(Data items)

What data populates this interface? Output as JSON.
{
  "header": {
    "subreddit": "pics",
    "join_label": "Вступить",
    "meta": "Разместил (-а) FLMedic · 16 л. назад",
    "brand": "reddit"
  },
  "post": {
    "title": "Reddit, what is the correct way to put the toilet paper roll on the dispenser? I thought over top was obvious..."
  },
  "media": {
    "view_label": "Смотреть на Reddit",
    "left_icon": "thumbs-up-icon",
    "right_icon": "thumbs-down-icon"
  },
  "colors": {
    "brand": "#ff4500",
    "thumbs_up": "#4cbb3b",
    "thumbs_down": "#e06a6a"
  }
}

• **To be done**
Extract all of the material exactly as it is written.

• **Solution to this task**
What data populates this interface? Output as JSON.
{
  "header": {
    "subreddit": "pics",
    "join_label": "Вступить",
    "meta": "Разместил (-а) FLMedic · 16 л. назад",
    "brand": "reddit"
  },
  "post": {
    "title": "Reddit, what is the correct way to put the toilet paper roll on the dispenser? I thought over top was obvious..."
  },
  "media": {
    "view_label": "Смотреть на Reddit",
    "left_icon": "thumbs-up-icon",
    "right_icon": "thumbs-down-icon"
  },
  "colors": {
    "brand": "#ff4500",
    "thumbs_up": "#4cbb3b",
    "thumbs_down": "#e06a6a"
  }
}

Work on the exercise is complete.